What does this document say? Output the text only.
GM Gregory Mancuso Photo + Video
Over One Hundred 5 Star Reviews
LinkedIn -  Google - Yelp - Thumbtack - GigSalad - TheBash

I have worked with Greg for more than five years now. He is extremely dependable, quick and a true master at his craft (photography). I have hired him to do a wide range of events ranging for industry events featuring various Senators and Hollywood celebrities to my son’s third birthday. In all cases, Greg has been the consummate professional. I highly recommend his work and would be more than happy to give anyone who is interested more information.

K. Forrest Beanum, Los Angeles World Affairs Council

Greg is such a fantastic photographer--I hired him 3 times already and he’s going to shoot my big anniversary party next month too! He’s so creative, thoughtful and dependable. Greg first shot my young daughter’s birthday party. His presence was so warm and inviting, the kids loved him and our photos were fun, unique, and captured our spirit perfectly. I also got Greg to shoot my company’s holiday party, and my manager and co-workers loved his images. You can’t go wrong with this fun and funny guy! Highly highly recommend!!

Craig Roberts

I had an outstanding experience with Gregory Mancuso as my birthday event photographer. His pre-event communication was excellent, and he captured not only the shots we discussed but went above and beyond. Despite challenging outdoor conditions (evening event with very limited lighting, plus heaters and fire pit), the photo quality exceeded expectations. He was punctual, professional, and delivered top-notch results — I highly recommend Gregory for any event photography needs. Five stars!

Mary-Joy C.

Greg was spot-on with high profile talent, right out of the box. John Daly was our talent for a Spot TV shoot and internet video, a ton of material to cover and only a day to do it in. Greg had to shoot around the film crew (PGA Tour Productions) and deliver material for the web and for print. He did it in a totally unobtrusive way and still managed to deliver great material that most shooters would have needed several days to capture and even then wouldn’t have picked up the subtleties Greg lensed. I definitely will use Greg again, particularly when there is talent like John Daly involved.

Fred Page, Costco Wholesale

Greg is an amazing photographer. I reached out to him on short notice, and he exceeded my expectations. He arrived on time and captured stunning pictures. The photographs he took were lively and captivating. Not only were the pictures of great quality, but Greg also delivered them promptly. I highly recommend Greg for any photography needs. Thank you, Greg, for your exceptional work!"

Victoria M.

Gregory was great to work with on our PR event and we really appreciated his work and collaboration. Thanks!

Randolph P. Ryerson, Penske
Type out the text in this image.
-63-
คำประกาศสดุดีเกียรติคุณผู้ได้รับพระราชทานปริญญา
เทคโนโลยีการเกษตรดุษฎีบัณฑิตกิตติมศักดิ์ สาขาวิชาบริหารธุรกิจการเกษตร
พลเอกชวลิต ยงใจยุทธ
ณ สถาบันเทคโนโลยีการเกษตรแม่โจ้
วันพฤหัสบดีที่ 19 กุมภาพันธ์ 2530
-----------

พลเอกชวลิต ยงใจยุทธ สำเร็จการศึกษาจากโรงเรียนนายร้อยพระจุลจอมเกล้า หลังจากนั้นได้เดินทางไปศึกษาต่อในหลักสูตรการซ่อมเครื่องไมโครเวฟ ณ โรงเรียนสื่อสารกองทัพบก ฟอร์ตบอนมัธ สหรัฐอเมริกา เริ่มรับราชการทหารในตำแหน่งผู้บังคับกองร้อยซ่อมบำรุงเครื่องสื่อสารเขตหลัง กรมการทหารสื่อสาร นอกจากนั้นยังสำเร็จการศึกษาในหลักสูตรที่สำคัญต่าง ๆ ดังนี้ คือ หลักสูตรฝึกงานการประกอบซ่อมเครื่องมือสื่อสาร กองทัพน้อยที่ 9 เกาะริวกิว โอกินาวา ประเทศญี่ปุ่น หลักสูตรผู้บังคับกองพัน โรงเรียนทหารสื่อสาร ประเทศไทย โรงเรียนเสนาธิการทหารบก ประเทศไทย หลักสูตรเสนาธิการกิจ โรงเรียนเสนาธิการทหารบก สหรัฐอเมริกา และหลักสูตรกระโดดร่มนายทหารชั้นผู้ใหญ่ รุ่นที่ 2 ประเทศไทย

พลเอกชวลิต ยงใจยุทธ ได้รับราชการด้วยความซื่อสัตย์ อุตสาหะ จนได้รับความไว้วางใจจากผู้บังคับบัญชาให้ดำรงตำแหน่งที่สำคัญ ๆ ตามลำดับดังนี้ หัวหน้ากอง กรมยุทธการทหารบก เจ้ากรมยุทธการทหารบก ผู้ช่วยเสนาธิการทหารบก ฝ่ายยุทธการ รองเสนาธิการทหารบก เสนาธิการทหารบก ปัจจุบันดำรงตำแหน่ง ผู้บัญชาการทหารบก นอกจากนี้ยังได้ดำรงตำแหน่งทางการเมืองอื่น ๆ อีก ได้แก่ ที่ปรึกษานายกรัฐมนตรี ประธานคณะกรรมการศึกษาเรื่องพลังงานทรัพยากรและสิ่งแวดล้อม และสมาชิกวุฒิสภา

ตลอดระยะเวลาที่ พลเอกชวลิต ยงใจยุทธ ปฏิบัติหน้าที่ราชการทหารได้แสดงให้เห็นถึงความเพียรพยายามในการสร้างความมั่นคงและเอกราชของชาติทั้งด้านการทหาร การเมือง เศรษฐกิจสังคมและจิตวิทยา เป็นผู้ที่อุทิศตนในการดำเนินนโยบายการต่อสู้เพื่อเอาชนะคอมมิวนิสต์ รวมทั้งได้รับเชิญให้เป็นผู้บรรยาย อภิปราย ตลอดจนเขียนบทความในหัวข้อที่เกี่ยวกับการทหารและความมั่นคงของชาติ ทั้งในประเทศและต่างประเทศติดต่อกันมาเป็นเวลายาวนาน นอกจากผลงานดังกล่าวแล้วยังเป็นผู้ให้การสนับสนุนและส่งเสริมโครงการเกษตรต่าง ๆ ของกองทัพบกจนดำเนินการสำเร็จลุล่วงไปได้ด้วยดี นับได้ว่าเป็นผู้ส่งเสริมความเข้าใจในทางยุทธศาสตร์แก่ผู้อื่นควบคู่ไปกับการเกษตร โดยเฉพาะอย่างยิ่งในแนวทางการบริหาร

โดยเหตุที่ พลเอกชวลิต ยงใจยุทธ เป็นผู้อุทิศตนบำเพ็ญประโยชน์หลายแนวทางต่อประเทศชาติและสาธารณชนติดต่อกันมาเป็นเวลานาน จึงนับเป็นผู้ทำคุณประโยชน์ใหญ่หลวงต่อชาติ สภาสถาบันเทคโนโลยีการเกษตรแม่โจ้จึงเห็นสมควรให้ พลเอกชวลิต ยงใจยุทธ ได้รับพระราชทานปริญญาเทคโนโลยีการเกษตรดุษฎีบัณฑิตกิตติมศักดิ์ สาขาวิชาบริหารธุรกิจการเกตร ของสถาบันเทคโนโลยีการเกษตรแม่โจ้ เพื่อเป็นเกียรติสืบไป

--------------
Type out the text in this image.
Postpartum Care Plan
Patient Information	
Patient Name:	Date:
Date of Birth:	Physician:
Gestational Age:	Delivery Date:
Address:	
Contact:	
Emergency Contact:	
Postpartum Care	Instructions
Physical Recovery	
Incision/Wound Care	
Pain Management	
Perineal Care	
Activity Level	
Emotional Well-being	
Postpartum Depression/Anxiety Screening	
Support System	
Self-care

Set problem:
Extract all the entries word for word.

Exercise answer:
What does this document say? Output the text only.
GM Gregory Mancuso Photo + Video
Over One Hundred 5 Star Reviews
LinkedIn -  Google - Yelp - Thumbtack - GigSalad - TheBash

I have worked with Greg for more than five years now. He is extremely dependable, quick and a true master at his craft (photography). I have hired him to do a wide range of events ranging for industry events featuring various Senators and Hollywood celebrities to my son’s third birthday. In all cases, Greg has been the consummate professional. I highly recommend his work and would be more than happy to give anyone who is interested more information.

K. Forrest Beanum, Los Angeles World Affairs Council

Greg is such a fantastic photographer--I hired him 3 times already and he’s going to shoot my big anniversary party next month too! He’s so creative, thoughtful and dependable. Greg first shot my young daughter’s birthday party. His presence was so warm and inviting, the kids loved him and our photos were fun, unique, and captured our spirit perfectly. I also got Greg to shoot my company’s holiday party, and my manager and co-workers loved his images. You can’t go wrong with this fun and funny guy! Highly highly recommend!!

Craig Roberts

I had an outstanding experience with Gregory Mancuso as my birthday event photographer. His pre-event communication was excellent, and he captured not only the shots we discussed but went above and beyond. Despite challenging outdoor conditions (evening event with very limited lighting, plus heaters and fire pit), the photo quality exceeded expectations. He was punctual, professional, and delivered top-notch results — I highly recommend Gregory for any event photography needs. Five stars!

Mary-Joy C.

Greg was spot-on with high profile talent, right out of the box. John Daly was our talent for a Spot TV shoot and internet video, a ton of material to cover and only a day to do it in. Greg had to shoot around the film crew (PGA Tour Productions) and deliver material for the web and for print. He did it in a totally unobtrusive way and still managed to deliver great material that most shooters would have needed several days to capture and even then wouldn’t have picked up the subtleties Greg lensed. I definitely will use Greg again, particularly when there is talent like John Daly involved.

Fred Page, Costco Wholesale

Greg is an amazing photographer. I reached out to him on short notice, and he exceeded my expectations. He arrived on time and captured stunning pictures. The photographs he took were lively and captivating. Not only were the pictures of great quality, but Greg also delivered them promptly. I highly recommend Greg for any photography needs. Thank you, Greg, for your exceptional work!"

Victoria M.

Gregory was great to work with on our PR event and we really appreciated his work and collaboration. Thanks!

Randolph P. Ryerson, Penske
Type out the text in this image.
-63-
คำประกาศสดุดีเกียรติคุณผู้ได้รับพระราชทานปริญญา
เทคโนโลยีการเกษตรดุษฎีบัณฑิตกิตติมศักดิ์ สาขาวิชาบริหารธุรกิจการเกษตร
พลเอกชวลิต ยงใจยุทธ
ณ สถาบันเทคโนโลยีการเกษตรแม่โจ้
วันพฤหัสบดีที่ 19 กุมภาพันธ์ 2530
-----------

พลเอกชวลิต ยงใจยุทธ สำเร็จการศึกษาจากโรงเรียนนายร้อยพระจุลจอมเกล้า หลังจากนั้นได้เดินทางไปศึกษาต่อในหลักสูตรการซ่อมเครื่องไมโครเวฟ ณ โรงเรียนสื่อสารกองทัพบก ฟอร์ตบอนมัธ สหรัฐอเมริกา เริ่มรับราชการทหารในตำแหน่งผู้บังคับกองร้อยซ่อมบำรุงเครื่องสื่อสารเขตหลัง กรมการทหารสื่อสาร นอกจากนั้นยังสำเร็จการศึกษาในหลักสูตรที่สำคัญต่าง ๆ ดังนี้ คือ หลักสูตรฝึกงานการประกอบซ่อมเครื่องมือสื่อสาร กองทัพน้อยที่ 9 เกาะริวกิว โอกินาวา ประเทศญี่ปุ่น หลักสูตรผู้บังคับกองพัน โรงเรียนทหารสื่อสาร ประเทศไทย โรงเรียนเสนาธิการทหารบก ประเทศไทย หลักสูตรเสนาธิการกิจ โรงเรียนเสนาธิการทหารบก สหรัฐอเมริกา และหลักสูตรกระโดดร่มนายทหารชั้นผู้ใหญ่ รุ่นที่ 2 ประเทศไทย

พลเอกชวลิต ยงใจยุทธ ได้รับราชการด้วยความซื่อสัตย์ อุตสาหะ จนได้รับความไว้วางใจจากผู้บังคับบัญชาให้ดำรงตำแหน่งที่สำคัญ ๆ ตามลำดับดังนี้ หัวหน้ากอง กรมยุทธการทหารบก เจ้ากรมยุทธการทหารบก ผู้ช่วยเสนาธิการทหารบก ฝ่ายยุทธการ รองเสนาธิการทหารบก เสนาธิการทหารบก ปัจจุบันดำรงตำแหน่ง ผู้บัญชาการทหารบก นอกจากนี้ยังได้ดำรงตำแหน่งทางการเมืองอื่น ๆ อีก ได้แก่ ที่ปรึกษานายกรัฐมนตรี ประธานคณะกรรมการศึกษาเรื่องพลังงานทรัพยากรและสิ่งแวดล้อม และสมาชิกวุฒิสภา

ตลอดระยะเวลาที่ พลเอกชวลิต ยงใจยุทธ ปฏิบัติหน้าที่ราชการทหารได้แสดงให้เห็นถึงความเพียรพยายามในการสร้างความมั่นคงและเอกราชของชาติทั้งด้านการทหาร การเมือง เศรษฐกิจสังคมและจิตวิทยา เป็นผู้ที่อุทิศตนในการดำเนินนโยบายการต่อสู้เพื่อเอาชนะคอมมิวนิสต์ รวมทั้งได้รับเชิญให้เป็นผู้บรรยาย อภิปราย ตลอดจนเขียนบทความในหัวข้อที่เกี่ยวกับการทหารและความมั่นคงของชาติ ทั้งในประเทศและต่างประเทศติดต่อกันมาเป็นเวลายาวนาน นอกจากผลงานดังกล่าวแล้วยังเป็นผู้ให้การสนับสนุนและส่งเสริมโครงการเกษตรต่าง ๆ ของกองทัพบกจนดำเนินการสำเร็จลุล่วงไปได้ด้วยดี นับได้ว่าเป็นผู้ส่งเสริมความเข้าใจในทางยุทธศาสตร์แก่ผู้อื่นควบคู่ไปกับการเกษตร โดยเฉพาะอย่างยิ่งในแนวทางการบริหาร

โดยเหตุที่ พลเอกชวลิต ยงใจยุทธ เป็นผู้อุทิศตนบำเพ็ญประโยชน์หลายแนวทางต่อประเทศชาติและสาธารณชนติดต่อกันมาเป็นเวลานาน จึงนับเป็นผู้ทำคุณประโยชน์ใหญ่หลวงต่อชาติ สภาสถาบันเทคโนโลยีการเกษตรแม่โจ้จึงเห็นสมควรให้ พลเอกชวลิต ยงใจยุทธ ได้รับพระราชทานปริญญาเทคโนโลยีการเกษตรดุษฎีบัณฑิตกิตติมศักดิ์ สาขาวิชาบริหารธุรกิจการเกตร ของสถาบันเทคโนโลยีการเกษตรแม่โจ้ เพื่อเป็นเกียรติสืบไป

--------------
Type out the text in this image.
Postpartum Care Plan
Patient Information	
Patient Name:	Date:
Date of Birth:	Physician:
Gestational Age:	Delivery Date:
Address:	
Contact:	
Emergency Contact:	
Postpartum Care	Instructions
Physical Recovery	
Incision/Wound Care	
Pain Management	
Perineal Care	
Activity Level	
Emotional Well-being	
Postpartum Depression/Anxiety Screening	
Support System	
Self-care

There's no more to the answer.